→ **出典**:
"""
●人手不足と過酷な業務で、燃え尽き症候群に陥る
社会福祉法人「子どもの虐待防止センター」(東京都世田谷区)理事で、30年近く都の児相で働いてきた片倉昭子さんは、虐待を巡る制度の変更が職員の忙しさに拍車をかけていると指摘する。
「2000年に児童虐待防止法が施行され、それまで保護者からの相談に重点を置いていたのが、施行後は、虐待に気づいたら、児相に通告することが義務となりました。通告が入ると休日でも『待ったなし』の場合があります」
さらに04年の法改正で、子どもの目の前で親が配偶者に暴力を振るう「面前DV」も心理的虐待に当たるとした。07年には虐待通報から48時間以内に安否確認をする「48時間ルール」が決められ、13年にはきょうだいの虐待を見た子どもも「心理的虐待」を受けたとして児相が調査するようになった。15年には全国共通ダイヤルの「189(いちはやく)」がスタート。いずれも欠かせない取り組みだが、社会的関心の高まりとともに、児相の業務が急増した。
"""
→ **演習の課題**:
(a) 児童相談所の業務に関する文章をもとに、次の問いに答えよ。
(i) 片倉昭子さんは都の児相でどれくらいの期間働いてきたか。
(ii) 07年に決められた「48時間ルール」とはどのような決まりか。
(iii) 15年にスタートした全国共通ダイヤルの番号は何か。
(b) 児童相談所の業務に関する文章を、最後の文の続きから書き進めよ。

→ **一覧の抜粋**:
"""
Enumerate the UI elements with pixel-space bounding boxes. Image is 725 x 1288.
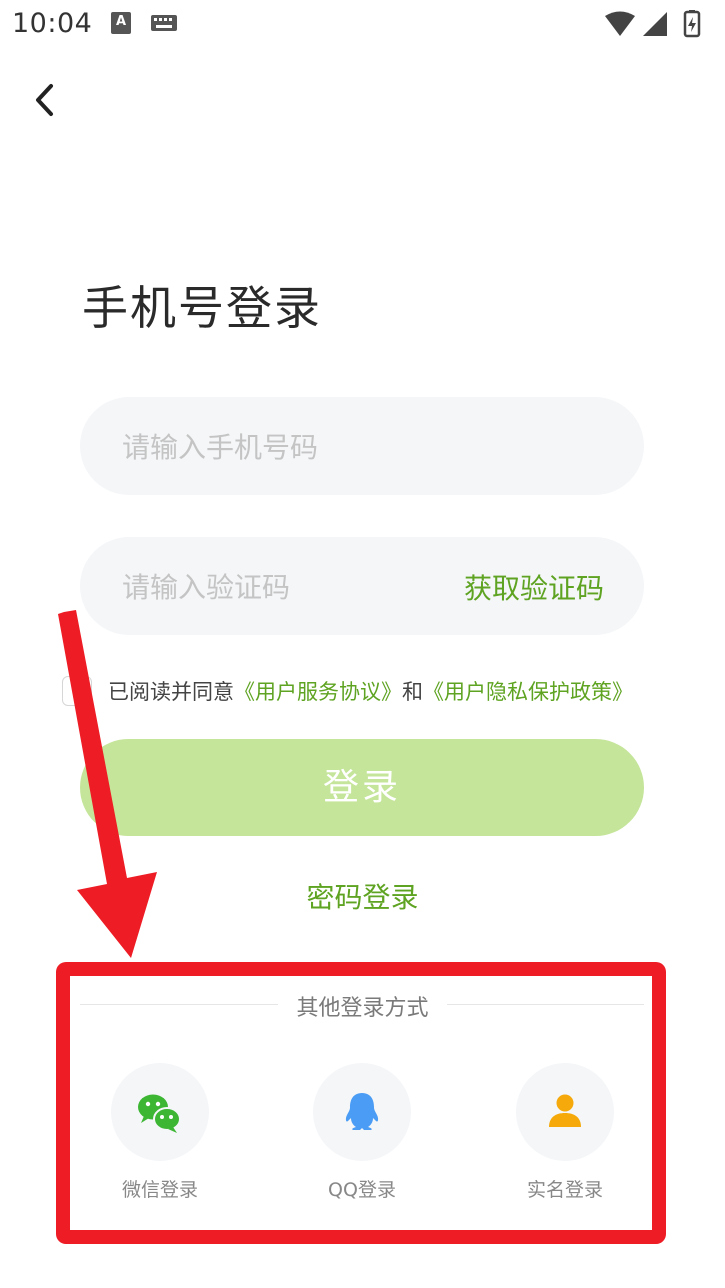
cellular-signal-icon [643,12,667,36]
agreement-prefix: 已阅读并同意 [108,680,234,704]
status-bar: 10:04 A [0,0,725,50]
page-title: 手机号登录 [82,281,322,335]
input-method-icon: A [111,12,131,34]
get-code-button[interactable]: 获取验证码 [464,567,604,607]
verification-code-input[interactable] [120,537,444,637]
agreement-conjunction: 和 [402,680,423,704]
login-button[interactable]: 登录 [80,739,644,836]
agreement-checkbox[interactable] [62,676,92,706]
back-arrow-icon[interactable] [26,80,66,120]
battery-charging-icon [683,10,701,38]
privacy-policy-link[interactable]: 《用户隐私保护政策》 [423,676,633,706]
wifi-icon [605,11,635,36]
code-input-container: 获取验证码 [80,537,644,637]
system-status-icons [605,10,701,38]
user-agreement-link[interactable]: 《用户服务协议》 [234,676,402,706]
phone-input[interactable] [120,397,444,497]
annotation-highlight-box [56,962,666,1244]
status-time: 10:04 [12,8,93,39]
password-login-link[interactable]: 密码登录 [0,876,725,916]
phone-input-container [80,397,644,497]
agreement-row: 已阅读并同意 《用户服务协议》 和 《用户隐私保护政策》 [62,675,633,707]
keyboard-icon [151,15,177,31]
"""
→ **課題別の解答**:
(a)
(i) 30年近く働いてきた。
(ii) 虐待通報から48時間以内に安否確認をするという決まりである。
(iii) 「189(いちはやく)」である。

(b)
児童福祉司1人当たりの虐待の対応件数で、最も多いのは埼玉県と大阪府の64人(表参照)。奈良県が55人と続く。継続案件や非行など虐待以外の案件を加えると、児童福祉司1人が抱えるケースは100件を超す場合もある。先の片倉さんは言う。
「1人の職員が1年間で対応できる子どもは、私の経験をもとに考えればせいぜい30人か40人。よりきめ細かく対応しようとすれば20人程度です」
慢性的な人不足による過酷な業務とプレッシャーは、バーンアウト(燃え尽き症候群)に陥りやすい。
児童福祉司として働き、『走れ!児童相談所2 光に向かって』(アイエス・エヌ)などの著書がある公務員の安道理(あんどうさとし)さん(50代)は、大学で心理や福祉を学んでいても、現場で通用する研修を受けていなければ燃え尽きて心を病んでしまうケースがあるという。
「次々と入る虐待通告への対応に追われ、新人職員の研修もままならない。様々な虐待に対応できる児童福祉司を育てにくい、構造的な問題を感じます」
●マニュアルが優先され、心の叫びを聴けていない
児童福祉司は国家資格ではなく、大学で心理や教育を学んだ人や、社会福祉士資格を持っている人を自治体が任用する。通常は4、5年かけて一人前になっていく。だが近年は、人事の異動サイクルが短くなり、1、2年で別の部署に配置転換されることも少なくない。現在、経験年数が3年未満の児童福祉司が約40%も占める。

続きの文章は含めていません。